**Exercise requirements:** All lines featuring the string "const" are to be listed.

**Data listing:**
--- start ---

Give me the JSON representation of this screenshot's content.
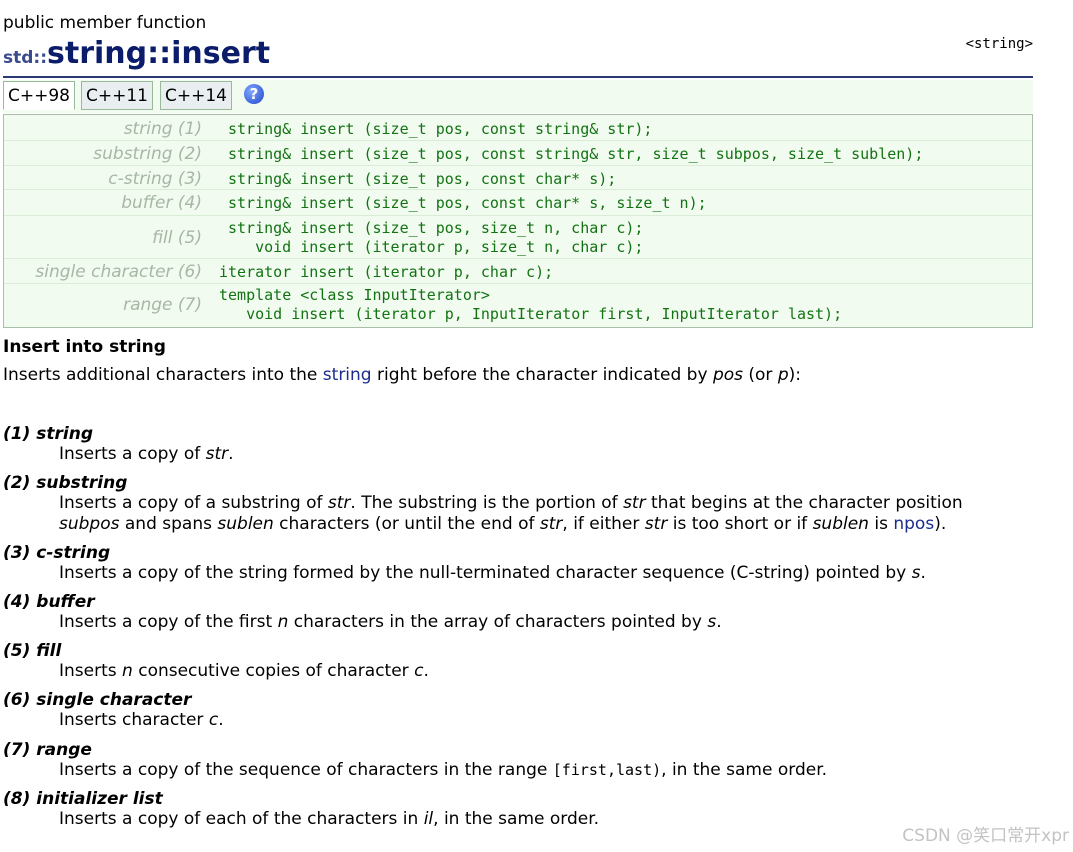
{
  "page": {
    "kind": "public member function",
    "title_ns": "std::",
    "title_class": "string",
    "title_sep": "::",
    "title_member": "insert",
    "header_ref": "<string>"
  },
  "tabs": [
    "C++98",
    "C++11",
    "C++14"
  ],
  "help_icon": "question-mark-icon",
  "declarations": [
    {
      "label": "string (1)",
      "code": "string& insert (size_t pos, const string& str);"
    },
    {
      "label": "substring (2)",
      "code": "string& insert (size_t pos, const string& str, size_t subpos, size_t sublen);"
    },
    {
      "label": "c-string (3)",
      "code": "string& insert (size_t pos, const char* s);"
    },
    {
      "label": "buffer (4)",
      "code": "string& insert (size_t pos, const char* s, size_t n);"
    },
    {
      "label": "fill (5)",
      "code": "string& insert (size_t pos, size_t n, char c);\n   void insert (iterator p, size_t n, char c);"
    },
    {
      "label": "single character (6)",
      "code": "iterator insert (iterator p, char c);"
    },
    {
      "label": "range (7)",
      "code": "template <class InputIterator>\n   void insert (iterator p, InputIterator first, InputIterator last);"
    }
  ],
  "section": {
    "title": "Insert into string",
    "intro_a": "Inserts additional characters into the ",
    "intro_link": "string",
    "intro_b": " right before the character indicated by ",
    "intro_pos": "pos",
    "intro_c": " (or ",
    "intro_p": "p",
    "intro_d": "):"
  },
  "items": {
    "t1": "(1) string",
    "d1": [
      "Inserts a copy of ",
      "str",
      "."
    ],
    "t2": "(2) substring",
    "d2a": [
      "Inserts a copy of a substring of ",
      "str",
      ". The substring is the portion of ",
      "str",
      " that begins at the character position"
    ],
    "d2b": [
      "subpos",
      " and spans ",
      "sublen",
      " characters (or until the end of ",
      "str",
      ", if either ",
      "str",
      " is too short or if ",
      "sublen",
      " is ",
      "npos",
      ")."
    ],
    "t3": "(3) c-string",
    "d3": [
      "Inserts a copy of the string formed by the null-terminated character sequence (C-string) pointed by ",
      "s",
      "."
    ],
    "t4": "(4) buffer",
    "d4": [
      "Inserts a copy of the first ",
      "n",
      " characters in the array of characters pointed by ",
      "s",
      "."
    ],
    "t5": "(5) fill",
    "d5": [
      "Inserts ",
      "n",
      " consecutive copies of character ",
      "c",
      "."
    ],
    "t6": "(6) single character",
    "d6": [
      "Inserts character ",
      "c",
      "."
    ],
    "t7": "(7) range",
    "d7": [
      "Inserts a copy of the sequence of characters in the range ",
      "[first,last)",
      ", in the same order."
    ],
    "t8": "(8) initializer list",
    "d8": [
      "Inserts a copy of each of the characters in ",
      "il",
      ", in the same order."
    ]
  },
  "watermark": "CSDN @笑口常开xpr"
}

--- end ---

**Written answer:**
      "code": "string& insert (size_t pos, const string& str);"
      "code": "string& insert (size_t pos, const string& str, size_t subpos, size_t sublen);"
      "code": "string& insert (size_t pos, const char* s);"
      "code": "string& insert (size_t pos, const char* s, size_t n);"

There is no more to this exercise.